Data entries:

-------------------------

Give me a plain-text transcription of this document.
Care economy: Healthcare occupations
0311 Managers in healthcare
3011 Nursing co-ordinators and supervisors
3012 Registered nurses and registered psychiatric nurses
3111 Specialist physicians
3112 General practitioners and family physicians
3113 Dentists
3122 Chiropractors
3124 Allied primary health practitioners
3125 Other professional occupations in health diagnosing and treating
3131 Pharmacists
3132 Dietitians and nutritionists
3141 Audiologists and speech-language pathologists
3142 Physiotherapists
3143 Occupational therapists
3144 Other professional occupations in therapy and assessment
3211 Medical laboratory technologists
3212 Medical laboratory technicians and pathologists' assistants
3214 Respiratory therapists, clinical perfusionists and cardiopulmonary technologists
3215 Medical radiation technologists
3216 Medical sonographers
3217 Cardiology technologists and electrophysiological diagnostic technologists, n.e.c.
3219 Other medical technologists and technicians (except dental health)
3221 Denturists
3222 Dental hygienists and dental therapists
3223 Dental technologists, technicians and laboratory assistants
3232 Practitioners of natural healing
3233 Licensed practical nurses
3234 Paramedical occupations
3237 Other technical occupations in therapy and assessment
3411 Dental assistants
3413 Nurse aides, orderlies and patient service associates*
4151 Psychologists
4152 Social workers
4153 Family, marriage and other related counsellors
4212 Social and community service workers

-------------------------

Print the complete listing again, exactly as it stands.

- _ANSWER IN FULL_:
Give me a plain-text transcription of this document.
Care economy: Healthcare occupations
0311 Managers in healthcare
3011 Nursing co-ordinators and supervisors
3012 Registered nurses and registered psychiatric nurses
3111 Specialist physicians
3112 General practitioners and family physicians
3113 Dentists
3122 Chiropractors
3124 Allied primary health practitioners
3125 Other professional occupations in health diagnosing and treating
3131 Pharmacists
3132 Dietitians and nutritionists
3141 Audiologists and speech-language pathologists
3142 Physiotherapists
3143 Occupational therapists
3144 Other professional occupations in therapy and assessment
3211 Medical laboratory technologists
3212 Medical laboratory technicians and pathologists' assistants
3214 Respiratory therapists, clinical perfusionists and cardiopulmonary technologists
3215 Medical radiation technologists
3216 Medical sonographers
3217 Cardiology technologists and electrophysiological diagnostic technologists, n.e.c.
3219 Other medical technologists and technicians (except dental health)
3221 Denturists
3222 Dental hygienists and dental therapists
3223 Dental technologists, technicians and laboratory assistants
3232 Practitioners of natural healing
3233 Licensed practical nurses
3234 Paramedical occupations
3237 Other technical occupations in therapy and assessment
3411 Dental assistants
3413 Nurse aides, orderlies and patient service associates*
4151 Psychologists
4152 Social workers
4153 Family, marriage and other related counsellors
4212 Social and community service workers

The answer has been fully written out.